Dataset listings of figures
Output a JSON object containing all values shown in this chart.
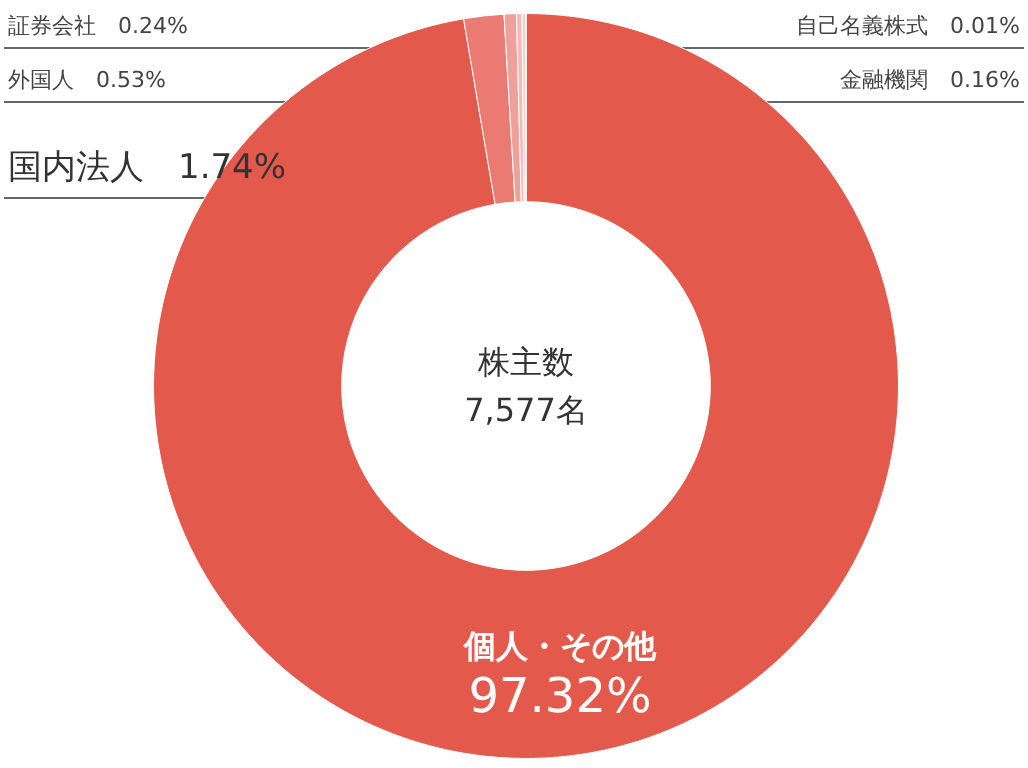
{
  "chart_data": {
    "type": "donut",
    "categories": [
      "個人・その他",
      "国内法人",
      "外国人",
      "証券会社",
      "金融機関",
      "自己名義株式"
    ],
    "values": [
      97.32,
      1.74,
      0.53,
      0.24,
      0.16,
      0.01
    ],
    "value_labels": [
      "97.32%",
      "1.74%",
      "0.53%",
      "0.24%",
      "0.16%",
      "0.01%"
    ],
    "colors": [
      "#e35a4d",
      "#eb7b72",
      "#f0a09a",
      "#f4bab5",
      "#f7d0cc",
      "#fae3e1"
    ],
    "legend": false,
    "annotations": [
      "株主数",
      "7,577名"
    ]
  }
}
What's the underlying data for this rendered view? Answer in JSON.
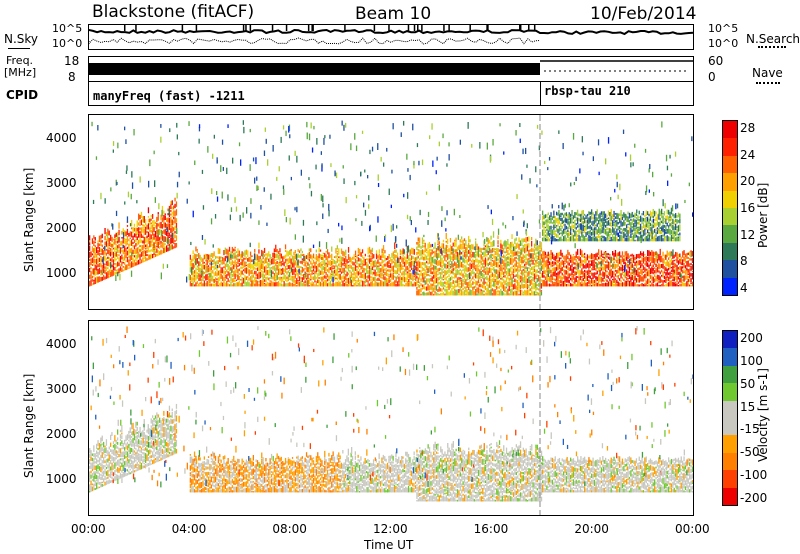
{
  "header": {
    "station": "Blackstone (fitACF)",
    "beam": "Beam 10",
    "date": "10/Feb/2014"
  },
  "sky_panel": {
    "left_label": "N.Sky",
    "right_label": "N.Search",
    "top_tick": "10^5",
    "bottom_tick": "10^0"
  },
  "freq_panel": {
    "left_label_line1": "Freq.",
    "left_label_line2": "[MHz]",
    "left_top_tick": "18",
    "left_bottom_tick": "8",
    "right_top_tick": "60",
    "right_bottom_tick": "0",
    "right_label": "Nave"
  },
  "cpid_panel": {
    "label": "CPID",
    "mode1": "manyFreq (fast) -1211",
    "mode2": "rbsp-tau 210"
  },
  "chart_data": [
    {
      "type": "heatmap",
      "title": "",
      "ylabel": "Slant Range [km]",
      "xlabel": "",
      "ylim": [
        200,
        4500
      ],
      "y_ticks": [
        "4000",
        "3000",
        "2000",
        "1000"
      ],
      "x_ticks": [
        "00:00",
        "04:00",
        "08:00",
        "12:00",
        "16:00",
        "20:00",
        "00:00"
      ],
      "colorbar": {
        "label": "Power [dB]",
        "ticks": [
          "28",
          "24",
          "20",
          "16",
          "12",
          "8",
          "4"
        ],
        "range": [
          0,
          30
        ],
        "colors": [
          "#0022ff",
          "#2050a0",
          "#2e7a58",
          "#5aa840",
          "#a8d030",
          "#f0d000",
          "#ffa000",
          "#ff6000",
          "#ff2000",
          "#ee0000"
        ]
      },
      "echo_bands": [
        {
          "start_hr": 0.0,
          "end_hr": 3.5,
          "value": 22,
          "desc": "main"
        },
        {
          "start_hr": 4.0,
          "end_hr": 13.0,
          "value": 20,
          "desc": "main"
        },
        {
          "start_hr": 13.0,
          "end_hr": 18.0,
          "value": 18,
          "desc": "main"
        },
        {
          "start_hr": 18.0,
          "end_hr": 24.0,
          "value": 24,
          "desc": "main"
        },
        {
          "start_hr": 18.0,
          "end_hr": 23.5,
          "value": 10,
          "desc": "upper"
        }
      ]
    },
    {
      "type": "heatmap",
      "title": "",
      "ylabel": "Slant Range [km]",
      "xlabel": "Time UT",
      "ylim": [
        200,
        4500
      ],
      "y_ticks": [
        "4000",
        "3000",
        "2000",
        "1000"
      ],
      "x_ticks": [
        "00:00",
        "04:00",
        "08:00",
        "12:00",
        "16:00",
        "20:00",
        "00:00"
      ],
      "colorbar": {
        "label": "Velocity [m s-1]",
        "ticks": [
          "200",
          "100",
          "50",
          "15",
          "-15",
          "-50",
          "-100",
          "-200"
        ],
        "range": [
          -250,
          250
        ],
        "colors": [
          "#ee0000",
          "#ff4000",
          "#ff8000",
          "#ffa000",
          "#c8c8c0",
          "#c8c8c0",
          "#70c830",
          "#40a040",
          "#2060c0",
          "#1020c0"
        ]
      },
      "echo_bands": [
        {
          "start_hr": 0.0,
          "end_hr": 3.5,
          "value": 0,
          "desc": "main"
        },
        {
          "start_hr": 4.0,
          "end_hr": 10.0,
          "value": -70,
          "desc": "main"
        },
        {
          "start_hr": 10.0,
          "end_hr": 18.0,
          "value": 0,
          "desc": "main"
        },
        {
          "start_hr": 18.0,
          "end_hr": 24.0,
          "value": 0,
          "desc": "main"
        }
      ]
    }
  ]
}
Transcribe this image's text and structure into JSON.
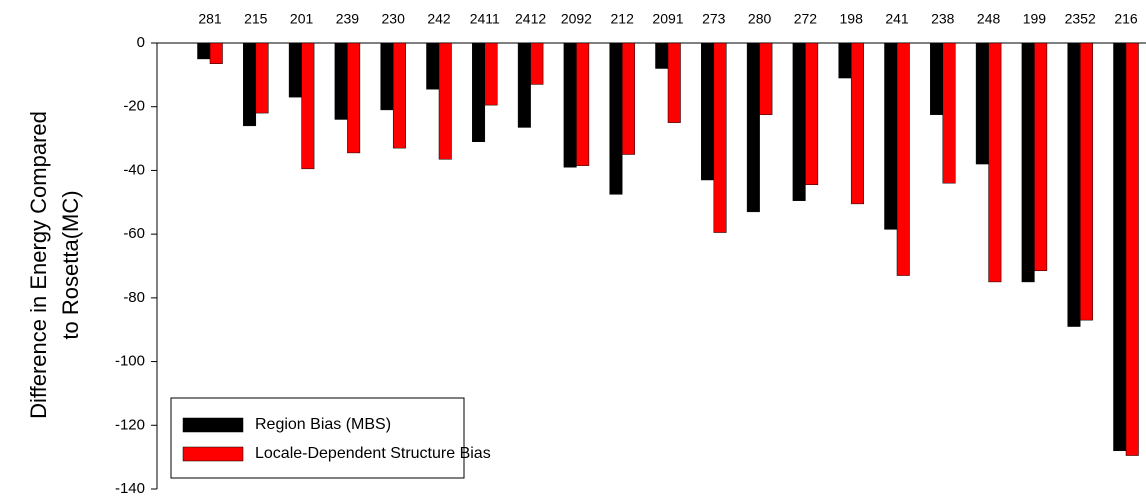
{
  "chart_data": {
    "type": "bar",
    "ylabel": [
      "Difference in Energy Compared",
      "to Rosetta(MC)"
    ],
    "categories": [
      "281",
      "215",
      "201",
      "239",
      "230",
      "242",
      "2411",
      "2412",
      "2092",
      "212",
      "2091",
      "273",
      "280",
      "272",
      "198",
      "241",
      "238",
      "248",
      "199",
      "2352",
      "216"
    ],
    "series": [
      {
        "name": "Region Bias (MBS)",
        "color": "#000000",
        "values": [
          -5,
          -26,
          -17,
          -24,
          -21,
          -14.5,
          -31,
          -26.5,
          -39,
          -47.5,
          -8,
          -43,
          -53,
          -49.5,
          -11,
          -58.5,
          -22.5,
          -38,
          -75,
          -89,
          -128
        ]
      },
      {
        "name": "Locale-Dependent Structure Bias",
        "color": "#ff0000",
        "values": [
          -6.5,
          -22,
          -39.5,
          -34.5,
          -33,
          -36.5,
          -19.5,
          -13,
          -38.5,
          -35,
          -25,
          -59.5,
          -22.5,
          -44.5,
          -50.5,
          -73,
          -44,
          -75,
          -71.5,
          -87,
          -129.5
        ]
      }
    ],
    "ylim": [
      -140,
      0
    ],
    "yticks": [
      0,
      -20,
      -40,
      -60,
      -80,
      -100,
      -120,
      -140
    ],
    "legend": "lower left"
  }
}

- _Given request_
Leave out the pictures and copy every record above exactly.

- _Reply_
Output a JSON object containing all values shown in this chart.
{
  "chart_data": {
    "type": "donut",
    "categories": [
      "個人・その他",
      "国内法人",
      "外国人",
      "証券会社",
      "金融機関",
      "自己名義株式"
    ],
    "values": [
      97.32,
      1.74,
      0.53,
      0.24,
      0.16,
      0.01
    ],
    "value_labels": [
      "97.32%",
      "1.74%",
      "0.53%",
      "0.24%",
      "0.16%",
      "0.01%"
    ],
    "colors": [
      "#e35a4d",
      "#eb7b72",
      "#f0a09a",
      "#f4bab5",
      "#f7d0cc",
      "#fae3e1"
    ],
    "legend": false,
    "annotations": [
      "株主数",
      "7,577名"
    ]
  }
}
What's the underlying data for this rendered view? Answer in JSON.
{
  "header": {
    "station": "Blackstone (fitACF)",
    "beam": "Beam 10",
    "date": "10/Feb/2014"
  },
  "sky_panel": {
    "left_label": "N.Sky",
    "right_label": "N.Search",
    "top_tick": "10^5",
    "bottom_tick": "10^0"
  },
  "freq_panel": {
    "left_label_line1": "Freq.",
    "left_label_line2": "[MHz]",
    "left_top_tick": "18",
    "left_bottom_tick": "8",
    "right_top_tick": "60",
    "right_bottom_tick": "0",
    "right_label": "Nave"
  },
  "cpid_panel": {
    "label": "CPID",
    "mode1": "manyFreq (fast) -1211",
    "mode2": "rbsp-tau 210"
  },
  "chart_data": [
    {
      "type": "heatmap",
      "title": "",
      "ylabel": "Slant Range [km]",
      "xlabel": "",
      "ylim": [
        200,
        4500
      ],
      "y_ticks": [
        "4000",
        "3000",
        "2000",
        "1000"
      ],
      "x_ticks": [
        "00:00",
        "04:00",
        "08:00",
        "12:00",
        "16:00",
        "20:00",
        "00:00"
      ],
      "colorbar": {
        "label": "Power [dB]",
        "ticks": [
          "28",
          "24",
          "20",
          "16",
          "12",
          "8",
          "4"
        ],
        "range": [
          0,
          30
        ],
        "colors": [
          "#0022ff",
          "#2050a0",
          "#2e7a58",
          "#5aa840",
          "#a8d030",
          "#f0d000",
          "#ffa000",
          "#ff6000",
          "#ff2000",
          "#ee0000"
        ]
      },
      "echo_bands": [
        {
          "start_hr": 0.0,
          "end_hr": 3.5,
          "value": 22,
          "desc": "main"
        },
        {
          "start_hr": 4.0,
          "end_hr": 13.0,
          "value": 20,
          "desc": "main"
        },
        {
          "start_hr": 13.0,
          "end_hr": 18.0,
          "value": 18,
          "desc": "main"
        },
        {
          "start_hr": 18.0,
          "end_hr": 24.0,
          "value": 24,
          "desc": "main"
        },
        {
          "start_hr": 18.0,
          "end_hr": 23.5,
          "value": 10,
          "desc": "upper"
        }
      ]
    },
    {
      "type": "heatmap",
      "title": "",
      "ylabel": "Slant Range [km]",
      "xlabel": "Time UT",
      "ylim": [
        200,
        4500
      ],
      "y_ticks": [
        "4000",
        "3000",
        "2000",
        "1000"
      ],
      "x_ticks": [
        "00:00",
        "04:00",
        "08:00",
        "12:00",
        "16:00",
        "20:00",
        "00:00"
      ],
      "colorbar": {
        "label": "Velocity [m s-1]",
        "ticks": [
          "200",
          "100",
          "50",
          "15",
          "-15",
          "-50",
          "-100",
          "-200"
        ],
        "range": [
          -250,
          250
        ],
        "colors": [
          "#ee0000",
          "#ff4000",
          "#ff8000",
          "#ffa000",
          "#c8c8c0",
          "#c8c8c0",
          "#70c830",
          "#40a040",
          "#2060c0",
          "#1020c0"
        ]
      },
      "echo_bands": [
        {
          "start_hr": 0.0,
          "end_hr": 3.5,
          "value": 0,
          "desc": "main"
        },
        {
          "start_hr": 4.0,
          "end_hr": 10.0,
          "value": -70,
          "desc": "main"
        },
        {
          "start_hr": 10.0,
          "end_hr": 18.0,
          "value": 0,
          "desc": "main"
        },
        {
          "start_hr": 18.0,
          "end_hr": 24.0,
          "value": 0,
          "desc": "main"
        }
      ]
    }
  ]
}
Transcribe this image's text and structure into JSON.
{
  "chart_data": {
    "type": "bar",
    "ylabel": [
      "Difference in Energy Compared",
      "to Rosetta(MC)"
    ],
    "categories": [
      "281",
      "215",
      "201",
      "239",
      "230",
      "242",
      "2411",
      "2412",
      "2092",
      "212",
      "2091",
      "273",
      "280",
      "272",
      "198",
      "241",
      "238",
      "248",
      "199",
      "2352",
      "216"
    ],
    "series": [
      {
        "name": "Region Bias (MBS)",
        "color": "#000000",
        "values": [
          -5,
          -26,
          -17,
          -24,
          -21,
          -14.5,
          -31,
          -26.5,
          -39,
          -47.5,
          -8,
          -43,
          -53,
          -49.5,
          -11,
          -58.5,
          -22.5,
          -38,
          -75,
          -89,
          -128
        ]
      },
      {
        "name": "Locale-Dependent Structure Bias",
        "color": "#ff0000",
        "values": [
          -6.5,
          -22,
          -39.5,
          -34.5,
          -33,
          -36.5,
          -19.5,
          -13,
          -38.5,
          -35,
          -25,
          -59.5,
          -22.5,
          -44.5,
          -50.5,
          -73,
          -44,
          -75,
          -71.5,
          -87,
          -129.5
        ]
      }
    ],
    "ylim": [
      -140,
      0
    ],
    "yticks": [
      0,
      -20,
      -40,
      -60,
      -80,
      -100,
      -120,
      -140
    ],
    "legend": "lower left"
  }
}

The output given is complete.